» DATA TO PROCESS
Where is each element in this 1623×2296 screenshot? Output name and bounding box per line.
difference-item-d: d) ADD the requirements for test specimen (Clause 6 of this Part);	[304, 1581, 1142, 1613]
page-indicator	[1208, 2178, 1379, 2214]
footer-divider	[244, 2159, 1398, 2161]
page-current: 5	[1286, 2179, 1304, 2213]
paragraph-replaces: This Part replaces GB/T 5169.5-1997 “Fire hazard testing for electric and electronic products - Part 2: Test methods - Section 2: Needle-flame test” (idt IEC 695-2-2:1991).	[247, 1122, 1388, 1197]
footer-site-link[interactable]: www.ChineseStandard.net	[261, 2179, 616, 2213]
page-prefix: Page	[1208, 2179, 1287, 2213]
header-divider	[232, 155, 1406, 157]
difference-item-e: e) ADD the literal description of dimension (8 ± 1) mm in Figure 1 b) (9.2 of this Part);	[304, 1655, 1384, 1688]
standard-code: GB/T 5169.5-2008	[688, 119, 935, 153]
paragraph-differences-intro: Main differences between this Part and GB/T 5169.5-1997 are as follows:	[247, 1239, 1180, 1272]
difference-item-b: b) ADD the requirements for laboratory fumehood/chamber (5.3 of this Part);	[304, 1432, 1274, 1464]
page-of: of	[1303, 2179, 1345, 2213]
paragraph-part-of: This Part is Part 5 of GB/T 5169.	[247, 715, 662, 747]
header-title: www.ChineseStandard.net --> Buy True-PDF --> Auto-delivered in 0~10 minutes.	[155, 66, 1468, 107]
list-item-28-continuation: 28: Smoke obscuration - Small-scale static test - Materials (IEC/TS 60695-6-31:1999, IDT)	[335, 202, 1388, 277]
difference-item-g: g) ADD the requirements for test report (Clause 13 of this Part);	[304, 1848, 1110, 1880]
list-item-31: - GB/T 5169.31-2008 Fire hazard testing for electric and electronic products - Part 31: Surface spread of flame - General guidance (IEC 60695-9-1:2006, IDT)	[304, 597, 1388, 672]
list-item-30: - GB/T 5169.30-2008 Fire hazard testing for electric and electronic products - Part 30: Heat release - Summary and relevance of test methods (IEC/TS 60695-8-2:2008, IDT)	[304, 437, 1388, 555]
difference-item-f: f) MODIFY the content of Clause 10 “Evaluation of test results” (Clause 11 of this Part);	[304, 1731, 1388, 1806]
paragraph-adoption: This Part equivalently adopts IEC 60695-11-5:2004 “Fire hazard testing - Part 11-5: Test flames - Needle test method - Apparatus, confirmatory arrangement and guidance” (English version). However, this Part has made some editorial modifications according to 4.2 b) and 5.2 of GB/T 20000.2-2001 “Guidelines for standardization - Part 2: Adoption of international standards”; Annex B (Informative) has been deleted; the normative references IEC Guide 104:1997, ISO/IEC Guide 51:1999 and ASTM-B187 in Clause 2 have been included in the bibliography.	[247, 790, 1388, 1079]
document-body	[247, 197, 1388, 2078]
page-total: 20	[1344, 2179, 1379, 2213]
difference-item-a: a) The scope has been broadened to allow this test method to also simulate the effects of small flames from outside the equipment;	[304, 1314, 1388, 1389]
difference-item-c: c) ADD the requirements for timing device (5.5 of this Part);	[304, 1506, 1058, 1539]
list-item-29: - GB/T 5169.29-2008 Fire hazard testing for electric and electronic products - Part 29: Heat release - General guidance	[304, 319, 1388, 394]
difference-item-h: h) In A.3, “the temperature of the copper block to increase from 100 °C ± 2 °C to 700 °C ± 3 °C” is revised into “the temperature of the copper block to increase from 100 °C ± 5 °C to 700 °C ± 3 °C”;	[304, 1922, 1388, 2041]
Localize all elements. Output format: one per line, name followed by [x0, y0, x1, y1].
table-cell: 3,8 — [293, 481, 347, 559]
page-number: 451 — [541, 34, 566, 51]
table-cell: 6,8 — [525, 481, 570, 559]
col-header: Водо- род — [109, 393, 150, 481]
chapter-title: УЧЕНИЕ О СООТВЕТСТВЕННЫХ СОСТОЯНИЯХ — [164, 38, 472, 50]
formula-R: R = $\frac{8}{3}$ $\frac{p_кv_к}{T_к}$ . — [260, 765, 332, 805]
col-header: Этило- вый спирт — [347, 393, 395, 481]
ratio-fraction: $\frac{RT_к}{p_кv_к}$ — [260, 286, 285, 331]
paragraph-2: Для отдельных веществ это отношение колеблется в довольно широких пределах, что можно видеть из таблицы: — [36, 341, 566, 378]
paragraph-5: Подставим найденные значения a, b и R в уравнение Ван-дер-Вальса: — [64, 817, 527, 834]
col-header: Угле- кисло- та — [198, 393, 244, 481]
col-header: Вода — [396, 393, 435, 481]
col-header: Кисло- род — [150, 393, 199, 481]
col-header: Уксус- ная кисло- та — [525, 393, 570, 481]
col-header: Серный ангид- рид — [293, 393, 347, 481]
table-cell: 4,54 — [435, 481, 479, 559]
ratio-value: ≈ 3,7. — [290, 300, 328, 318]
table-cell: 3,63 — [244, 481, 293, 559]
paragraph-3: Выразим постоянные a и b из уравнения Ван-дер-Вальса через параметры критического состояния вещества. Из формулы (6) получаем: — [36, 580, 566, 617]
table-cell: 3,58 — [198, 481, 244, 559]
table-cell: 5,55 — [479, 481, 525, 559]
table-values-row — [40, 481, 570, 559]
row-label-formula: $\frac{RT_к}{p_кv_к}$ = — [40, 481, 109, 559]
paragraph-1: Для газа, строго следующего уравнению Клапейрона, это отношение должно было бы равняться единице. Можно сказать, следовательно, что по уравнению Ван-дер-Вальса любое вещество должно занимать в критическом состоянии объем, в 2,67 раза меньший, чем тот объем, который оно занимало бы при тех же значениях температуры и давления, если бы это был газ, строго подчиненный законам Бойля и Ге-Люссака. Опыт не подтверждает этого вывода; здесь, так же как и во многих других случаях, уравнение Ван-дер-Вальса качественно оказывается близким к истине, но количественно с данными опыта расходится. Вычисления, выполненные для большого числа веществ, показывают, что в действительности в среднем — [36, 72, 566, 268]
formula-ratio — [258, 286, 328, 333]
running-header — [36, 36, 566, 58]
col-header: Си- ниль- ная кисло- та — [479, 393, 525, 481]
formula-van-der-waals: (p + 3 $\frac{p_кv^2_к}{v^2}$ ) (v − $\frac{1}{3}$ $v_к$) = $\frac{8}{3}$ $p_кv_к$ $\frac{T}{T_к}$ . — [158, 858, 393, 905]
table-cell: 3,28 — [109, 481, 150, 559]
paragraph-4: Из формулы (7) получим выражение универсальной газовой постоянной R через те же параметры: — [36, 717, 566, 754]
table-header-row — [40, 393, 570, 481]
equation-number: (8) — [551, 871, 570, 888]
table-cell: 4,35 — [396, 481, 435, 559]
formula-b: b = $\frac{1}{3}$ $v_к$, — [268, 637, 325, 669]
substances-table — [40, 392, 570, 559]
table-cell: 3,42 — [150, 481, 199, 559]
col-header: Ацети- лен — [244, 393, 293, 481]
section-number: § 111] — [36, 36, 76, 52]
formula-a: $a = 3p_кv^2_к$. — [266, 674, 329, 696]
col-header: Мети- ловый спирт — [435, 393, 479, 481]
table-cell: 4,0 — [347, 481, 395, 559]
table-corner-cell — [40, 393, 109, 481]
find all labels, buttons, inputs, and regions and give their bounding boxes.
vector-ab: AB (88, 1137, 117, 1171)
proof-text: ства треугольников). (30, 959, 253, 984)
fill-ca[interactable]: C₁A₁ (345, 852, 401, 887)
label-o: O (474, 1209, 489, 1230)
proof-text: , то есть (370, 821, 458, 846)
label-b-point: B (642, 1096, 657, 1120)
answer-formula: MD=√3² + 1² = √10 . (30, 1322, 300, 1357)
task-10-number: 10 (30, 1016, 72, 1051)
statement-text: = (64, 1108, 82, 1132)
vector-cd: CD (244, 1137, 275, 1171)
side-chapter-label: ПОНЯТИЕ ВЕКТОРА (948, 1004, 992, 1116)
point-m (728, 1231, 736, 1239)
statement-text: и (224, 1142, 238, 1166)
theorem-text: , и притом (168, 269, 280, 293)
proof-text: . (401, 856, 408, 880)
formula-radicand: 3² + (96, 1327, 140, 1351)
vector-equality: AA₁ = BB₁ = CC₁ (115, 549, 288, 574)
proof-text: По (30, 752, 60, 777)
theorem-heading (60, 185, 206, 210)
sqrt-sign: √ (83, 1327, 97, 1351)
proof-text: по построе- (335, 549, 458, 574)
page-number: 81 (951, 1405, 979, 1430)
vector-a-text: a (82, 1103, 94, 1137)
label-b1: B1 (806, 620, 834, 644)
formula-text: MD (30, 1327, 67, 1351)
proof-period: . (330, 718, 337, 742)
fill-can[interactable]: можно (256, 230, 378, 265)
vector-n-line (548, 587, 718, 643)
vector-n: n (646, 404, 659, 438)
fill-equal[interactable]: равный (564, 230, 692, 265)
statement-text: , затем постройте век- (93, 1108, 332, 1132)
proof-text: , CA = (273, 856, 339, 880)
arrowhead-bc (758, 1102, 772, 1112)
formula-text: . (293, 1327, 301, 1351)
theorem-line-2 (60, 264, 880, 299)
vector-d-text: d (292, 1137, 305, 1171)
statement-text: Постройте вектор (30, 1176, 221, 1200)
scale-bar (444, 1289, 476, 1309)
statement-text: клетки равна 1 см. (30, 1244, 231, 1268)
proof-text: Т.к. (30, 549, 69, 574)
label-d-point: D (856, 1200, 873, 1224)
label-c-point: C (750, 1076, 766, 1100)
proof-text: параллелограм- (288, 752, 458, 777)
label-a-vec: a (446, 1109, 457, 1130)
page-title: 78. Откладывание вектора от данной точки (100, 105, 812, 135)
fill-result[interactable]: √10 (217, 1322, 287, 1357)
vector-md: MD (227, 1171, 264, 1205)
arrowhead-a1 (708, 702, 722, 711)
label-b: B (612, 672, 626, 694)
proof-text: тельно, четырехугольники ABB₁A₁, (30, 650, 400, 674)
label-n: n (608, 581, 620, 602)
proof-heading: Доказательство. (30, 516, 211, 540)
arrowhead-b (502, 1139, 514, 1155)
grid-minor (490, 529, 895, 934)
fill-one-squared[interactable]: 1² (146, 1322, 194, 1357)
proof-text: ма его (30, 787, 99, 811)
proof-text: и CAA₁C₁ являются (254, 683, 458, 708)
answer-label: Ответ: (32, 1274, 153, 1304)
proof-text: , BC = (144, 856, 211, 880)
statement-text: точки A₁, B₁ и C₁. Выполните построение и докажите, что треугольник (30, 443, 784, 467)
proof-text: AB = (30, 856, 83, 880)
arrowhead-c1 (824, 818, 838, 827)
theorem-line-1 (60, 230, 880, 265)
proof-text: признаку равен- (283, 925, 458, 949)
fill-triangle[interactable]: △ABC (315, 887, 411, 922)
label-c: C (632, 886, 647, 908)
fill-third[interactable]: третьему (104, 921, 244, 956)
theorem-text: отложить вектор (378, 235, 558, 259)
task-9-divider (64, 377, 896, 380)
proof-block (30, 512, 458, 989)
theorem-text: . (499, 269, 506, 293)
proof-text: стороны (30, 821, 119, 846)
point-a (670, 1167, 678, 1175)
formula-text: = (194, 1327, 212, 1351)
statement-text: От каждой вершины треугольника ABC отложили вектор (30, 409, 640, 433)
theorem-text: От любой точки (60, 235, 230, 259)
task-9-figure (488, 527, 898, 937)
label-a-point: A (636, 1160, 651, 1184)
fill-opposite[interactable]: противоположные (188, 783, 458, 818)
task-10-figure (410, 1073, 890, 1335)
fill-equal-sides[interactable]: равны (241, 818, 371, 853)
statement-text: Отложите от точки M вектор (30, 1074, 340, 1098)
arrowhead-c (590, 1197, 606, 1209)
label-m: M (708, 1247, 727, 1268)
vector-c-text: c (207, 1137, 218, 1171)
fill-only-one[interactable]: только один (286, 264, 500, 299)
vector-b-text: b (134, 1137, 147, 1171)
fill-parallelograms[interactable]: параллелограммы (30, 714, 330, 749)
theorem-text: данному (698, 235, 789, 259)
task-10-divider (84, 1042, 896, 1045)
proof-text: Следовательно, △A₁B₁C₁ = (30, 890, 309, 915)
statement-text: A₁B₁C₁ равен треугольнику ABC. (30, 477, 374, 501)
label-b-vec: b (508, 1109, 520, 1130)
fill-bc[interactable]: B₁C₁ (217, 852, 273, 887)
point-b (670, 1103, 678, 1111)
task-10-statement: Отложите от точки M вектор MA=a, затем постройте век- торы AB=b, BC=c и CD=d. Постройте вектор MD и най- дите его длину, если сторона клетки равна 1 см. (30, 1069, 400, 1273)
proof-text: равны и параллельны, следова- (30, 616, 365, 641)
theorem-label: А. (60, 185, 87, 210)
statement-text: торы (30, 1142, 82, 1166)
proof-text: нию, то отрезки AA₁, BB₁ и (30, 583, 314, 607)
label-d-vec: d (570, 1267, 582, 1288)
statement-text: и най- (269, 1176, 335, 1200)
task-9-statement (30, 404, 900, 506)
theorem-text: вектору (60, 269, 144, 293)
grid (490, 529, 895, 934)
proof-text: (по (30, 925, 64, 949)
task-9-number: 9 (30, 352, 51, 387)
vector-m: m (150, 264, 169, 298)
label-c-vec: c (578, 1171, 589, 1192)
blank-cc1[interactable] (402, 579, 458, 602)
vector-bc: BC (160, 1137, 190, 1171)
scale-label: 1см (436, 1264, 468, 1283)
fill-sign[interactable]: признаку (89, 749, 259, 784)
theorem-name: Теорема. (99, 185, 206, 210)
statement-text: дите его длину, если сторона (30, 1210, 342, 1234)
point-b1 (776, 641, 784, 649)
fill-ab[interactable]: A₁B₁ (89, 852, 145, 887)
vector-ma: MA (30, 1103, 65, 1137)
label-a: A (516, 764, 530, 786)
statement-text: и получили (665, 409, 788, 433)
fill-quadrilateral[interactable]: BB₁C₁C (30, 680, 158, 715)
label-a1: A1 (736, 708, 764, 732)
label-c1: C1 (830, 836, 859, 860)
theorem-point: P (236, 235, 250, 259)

» GOAL
Can you copy the listing word for word, from its first line up to and including the line with "difference-item-g: g) ADD"?

» RESPONSE
Where is each element in this 1623×2296 screenshot? Output name and bounding box per line.
difference-item-d: d) ADD the requirements for test specimen (Clause 6 of this Part);	[304, 1581, 1142, 1613]
page-indicator	[1208, 2178, 1379, 2214]
footer-divider	[244, 2159, 1398, 2161]
page-current: 5	[1286, 2179, 1304, 2213]
paragraph-replaces: This Part replaces GB/T 5169.5-1997 “Fire hazard testing for electric and electronic products - Part 2: Test methods - Section 2: Needle-flame test” (idt IEC 695-2-2:1991).	[247, 1122, 1388, 1197]
footer-site-link[interactable]: www.ChineseStandard.net	[261, 2179, 616, 2213]
page-prefix: Page	[1208, 2179, 1287, 2213]
header-divider	[232, 155, 1406, 157]
difference-item-e: e) ADD the literal description of dimension (8 ± 1) mm in Figure 1 b) (9.2 of this Part);	[304, 1655, 1384, 1688]
standard-code: GB/T 5169.5-2008	[688, 119, 935, 153]
paragraph-differences-intro: Main differences between this Part and GB/T 5169.5-1997 are as follows:	[247, 1239, 1180, 1272]
difference-item-b: b) ADD the requirements for laboratory fumehood/chamber (5.3 of this Part);	[304, 1432, 1274, 1464]
page-of: of	[1303, 2179, 1345, 2213]
paragraph-part-of: This Part is Part 5 of GB/T 5169.	[247, 715, 662, 747]
header-title: www.ChineseStandard.net --> Buy True-PDF --> Auto-delivered in 0~10 minutes.	[155, 66, 1468, 107]
list-item-28-continuation: 28: Smoke obscuration - Small-scale static test - Materials (IEC/TS 60695-6-31:1999, IDT)	[335, 202, 1388, 277]
difference-item-g: g) ADD the requirements for test report (Clause 13 of this Part);	[304, 1848, 1110, 1880]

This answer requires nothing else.